■ **EXERCISE GOAL**:
Copy the records below exactly, leaving out every picture.

■ **TASK MATERIAL**:
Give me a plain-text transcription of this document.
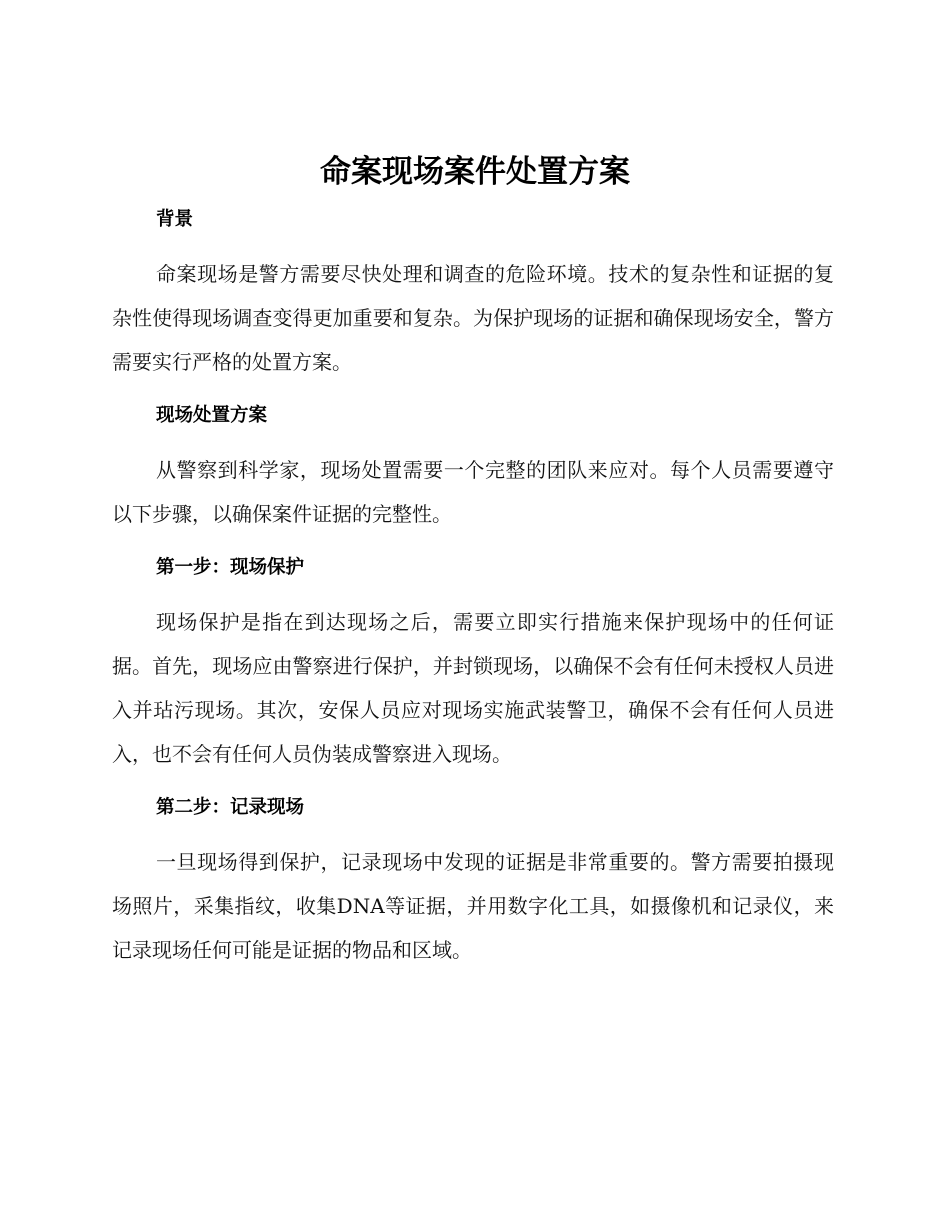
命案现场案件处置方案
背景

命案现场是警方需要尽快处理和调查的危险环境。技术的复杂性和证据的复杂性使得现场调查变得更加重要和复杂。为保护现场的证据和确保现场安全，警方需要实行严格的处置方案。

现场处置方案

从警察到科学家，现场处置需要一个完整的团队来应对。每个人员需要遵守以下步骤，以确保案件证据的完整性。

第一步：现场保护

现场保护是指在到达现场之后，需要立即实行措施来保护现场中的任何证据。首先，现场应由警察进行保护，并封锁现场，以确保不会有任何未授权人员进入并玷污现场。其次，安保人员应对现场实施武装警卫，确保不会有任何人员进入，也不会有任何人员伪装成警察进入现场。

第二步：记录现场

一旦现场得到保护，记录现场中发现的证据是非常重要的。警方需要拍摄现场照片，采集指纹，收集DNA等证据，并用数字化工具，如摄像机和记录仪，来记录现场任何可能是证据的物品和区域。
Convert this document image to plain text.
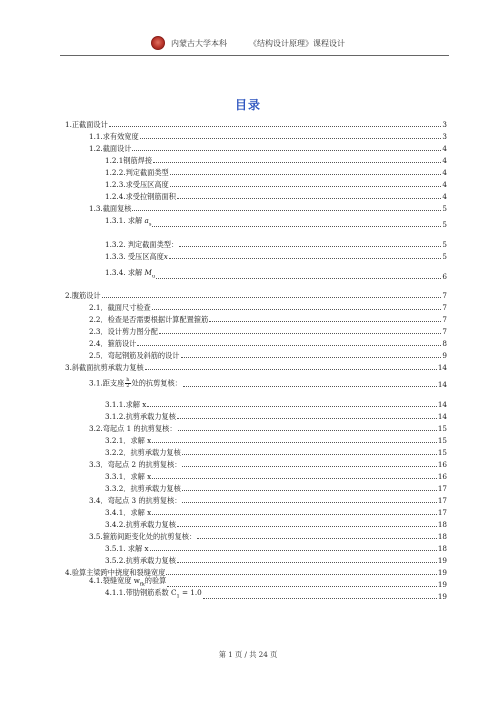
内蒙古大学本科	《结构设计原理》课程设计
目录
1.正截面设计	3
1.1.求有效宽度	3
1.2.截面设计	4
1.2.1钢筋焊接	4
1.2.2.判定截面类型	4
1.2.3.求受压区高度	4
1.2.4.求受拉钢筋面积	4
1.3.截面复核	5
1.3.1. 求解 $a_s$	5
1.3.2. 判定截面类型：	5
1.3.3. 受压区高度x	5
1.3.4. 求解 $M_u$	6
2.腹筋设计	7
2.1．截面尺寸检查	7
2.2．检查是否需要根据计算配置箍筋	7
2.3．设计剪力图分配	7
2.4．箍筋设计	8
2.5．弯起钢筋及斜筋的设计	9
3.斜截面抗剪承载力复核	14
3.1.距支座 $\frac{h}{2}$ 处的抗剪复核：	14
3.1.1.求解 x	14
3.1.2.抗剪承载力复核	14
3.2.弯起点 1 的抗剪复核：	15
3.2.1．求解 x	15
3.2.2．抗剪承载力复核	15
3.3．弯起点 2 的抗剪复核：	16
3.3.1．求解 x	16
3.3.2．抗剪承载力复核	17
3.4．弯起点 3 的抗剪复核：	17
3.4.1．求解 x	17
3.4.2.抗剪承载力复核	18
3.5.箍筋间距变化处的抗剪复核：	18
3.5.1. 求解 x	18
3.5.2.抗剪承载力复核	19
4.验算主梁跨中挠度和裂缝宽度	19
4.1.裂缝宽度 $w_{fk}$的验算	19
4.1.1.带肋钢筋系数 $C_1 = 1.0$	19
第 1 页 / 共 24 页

■ **FINAL RESULT**:
Give me a plain-text transcription of this document.
命案现场案件处置方案
背景

命案现场是警方需要尽快处理和调查的危险环境。技术的复杂性和证据的复杂性使得现场调查变得更加重要和复杂。为保护现场的证据和确保现场安全，警方需要实行严格的处置方案。

现场处置方案

从警察到科学家，现场处置需要一个完整的团队来应对。每个人员需要遵守以下步骤，以确保案件证据的完整性。

第一步：现场保护

现场保护是指在到达现场之后，需要立即实行措施来保护现场中的任何证据。首先，现场应由警察进行保护，并封锁现场，以确保不会有任何未授权人员进入并玷污现场。其次，安保人员应对现场实施武装警卫，确保不会有任何人员进入，也不会有任何人员伪装成警察进入现场。

第二步：记录现场

一旦现场得到保护，记录现场中发现的证据是非常重要的。警方需要拍摄现场照片，采集指纹，收集DNA等证据，并用数字化工具，如摄像机和记录仪，来记录现场任何可能是证据的物品和区域。
Convert this document image to plain text.
内蒙古大学本科	《结构设计原理》课程设计
目录
1.正截面设计	3
1.1.求有效宽度	3
1.2.截面设计	4
1.2.1钢筋焊接	4
1.2.2.判定截面类型	4
1.2.3.求受压区高度	4
1.2.4.求受拉钢筋面积	4
1.3.截面复核	5
1.3.1. 求解 $a_s$	5
1.3.2. 判定截面类型：	5
1.3.3. 受压区高度x	5
1.3.4. 求解 $M_u$	6
2.腹筋设计	7
2.1．截面尺寸检查	7
2.2．检查是否需要根据计算配置箍筋	7
2.3．设计剪力图分配	7
2.4．箍筋设计	8
2.5．弯起钢筋及斜筋的设计	9
3.斜截面抗剪承载力复核	14
3.1.距支座 $\frac{h}{2}$ 处的抗剪复核：	14
3.1.1.求解 x	14
3.1.2.抗剪承载力复核	14
3.2.弯起点 1 的抗剪复核：	15
3.2.1．求解 x	15
3.2.2．抗剪承载力复核	15
3.3．弯起点 2 的抗剪复核：	16
3.3.1．求解 x	16
3.3.2．抗剪承载力复核	17
3.4．弯起点 3 的抗剪复核：	17
3.4.1．求解 x	17
3.4.2.抗剪承载力复核	18
3.5.箍筋间距变化处的抗剪复核：	18
3.5.1. 求解 x	18
3.5.2.抗剪承载力复核	19
4.验算主梁跨中挠度和裂缝宽度	19
4.1.裂缝宽度 $w_{fk}$的验算	19
4.1.1.带肋钢筋系数 $C_1 = 1.0$	19
第 1 页 / 共 24 页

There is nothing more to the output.